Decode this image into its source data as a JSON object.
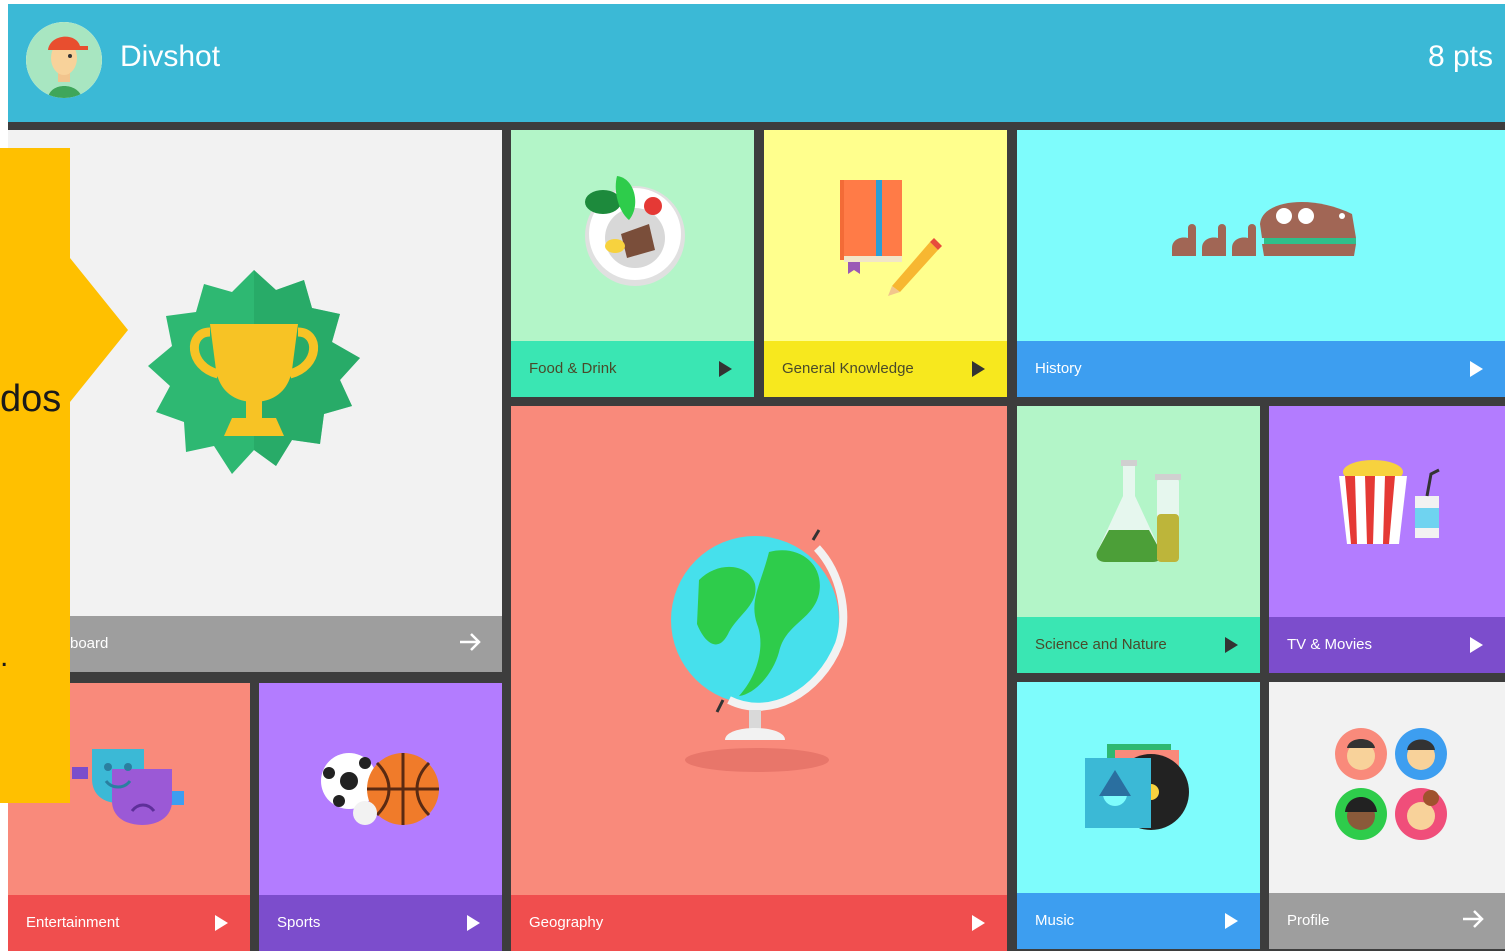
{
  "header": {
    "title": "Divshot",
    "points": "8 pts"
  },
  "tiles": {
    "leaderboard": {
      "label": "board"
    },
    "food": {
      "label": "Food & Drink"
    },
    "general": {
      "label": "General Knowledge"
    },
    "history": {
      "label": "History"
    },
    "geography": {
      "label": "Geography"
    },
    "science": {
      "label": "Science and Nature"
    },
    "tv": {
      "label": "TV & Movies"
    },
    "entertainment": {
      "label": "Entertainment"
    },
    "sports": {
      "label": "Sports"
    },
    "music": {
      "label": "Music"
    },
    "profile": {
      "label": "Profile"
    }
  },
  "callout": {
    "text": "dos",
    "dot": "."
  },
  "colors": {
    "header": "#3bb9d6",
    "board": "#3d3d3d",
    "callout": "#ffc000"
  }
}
• • • • •
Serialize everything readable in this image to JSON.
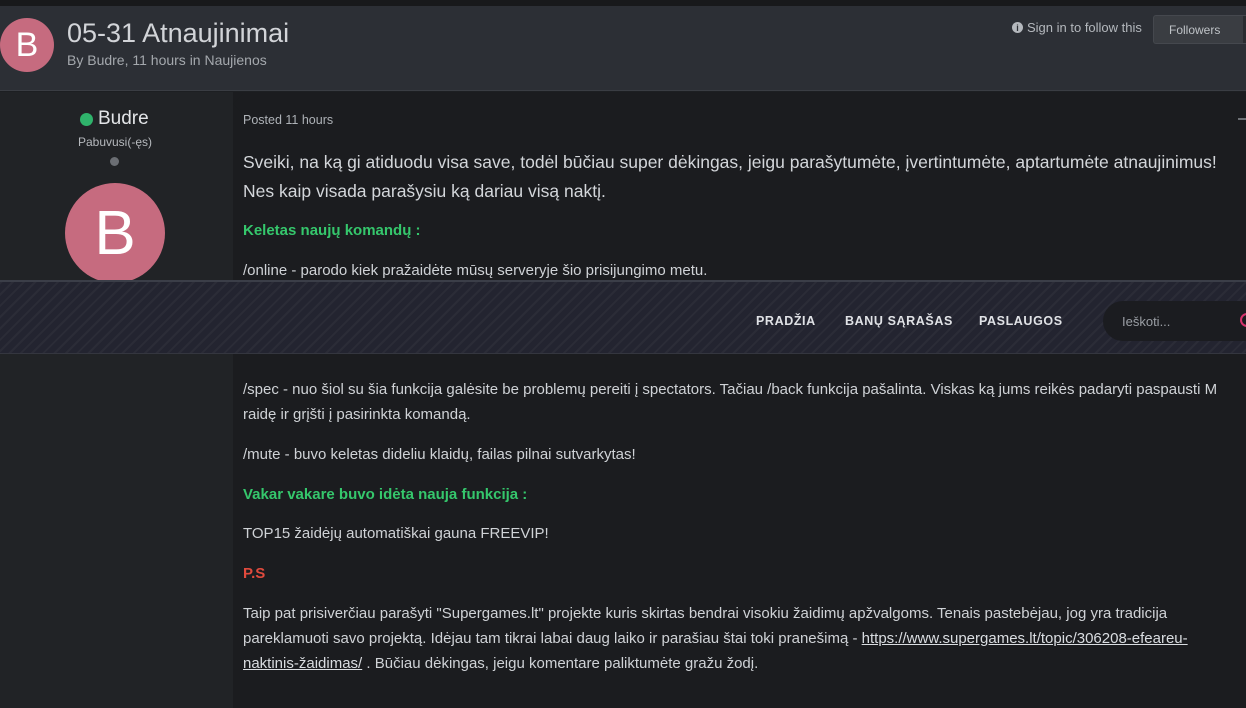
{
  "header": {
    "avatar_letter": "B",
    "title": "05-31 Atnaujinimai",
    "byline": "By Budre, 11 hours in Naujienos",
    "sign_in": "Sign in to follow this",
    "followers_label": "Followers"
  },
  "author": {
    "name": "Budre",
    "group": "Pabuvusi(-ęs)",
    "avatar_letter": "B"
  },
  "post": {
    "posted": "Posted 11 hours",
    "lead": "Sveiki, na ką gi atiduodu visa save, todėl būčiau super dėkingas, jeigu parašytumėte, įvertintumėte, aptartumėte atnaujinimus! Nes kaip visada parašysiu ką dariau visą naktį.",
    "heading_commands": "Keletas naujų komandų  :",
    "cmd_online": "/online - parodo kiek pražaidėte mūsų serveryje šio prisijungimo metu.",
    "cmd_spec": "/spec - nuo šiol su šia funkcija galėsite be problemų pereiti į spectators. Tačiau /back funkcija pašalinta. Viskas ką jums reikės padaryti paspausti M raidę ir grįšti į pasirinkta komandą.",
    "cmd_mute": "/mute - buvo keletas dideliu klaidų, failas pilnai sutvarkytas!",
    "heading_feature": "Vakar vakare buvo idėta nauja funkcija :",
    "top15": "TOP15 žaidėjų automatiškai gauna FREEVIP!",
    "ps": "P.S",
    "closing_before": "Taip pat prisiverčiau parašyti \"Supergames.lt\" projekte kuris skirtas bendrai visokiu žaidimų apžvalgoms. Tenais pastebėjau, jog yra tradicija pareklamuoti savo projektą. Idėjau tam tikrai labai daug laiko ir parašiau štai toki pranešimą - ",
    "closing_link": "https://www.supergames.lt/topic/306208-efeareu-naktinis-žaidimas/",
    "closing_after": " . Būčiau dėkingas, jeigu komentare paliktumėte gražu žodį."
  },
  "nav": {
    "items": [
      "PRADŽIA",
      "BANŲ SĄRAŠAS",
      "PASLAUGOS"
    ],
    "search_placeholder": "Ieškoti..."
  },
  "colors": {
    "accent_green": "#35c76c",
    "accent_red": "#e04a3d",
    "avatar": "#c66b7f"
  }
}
• • • • •
-- Your goal --
Look through the entries above; copy every line holding the string "Budre".

-- Result below --
    "byline": "By Budre, 11 hours in Naujienos",
    "name": "Budre",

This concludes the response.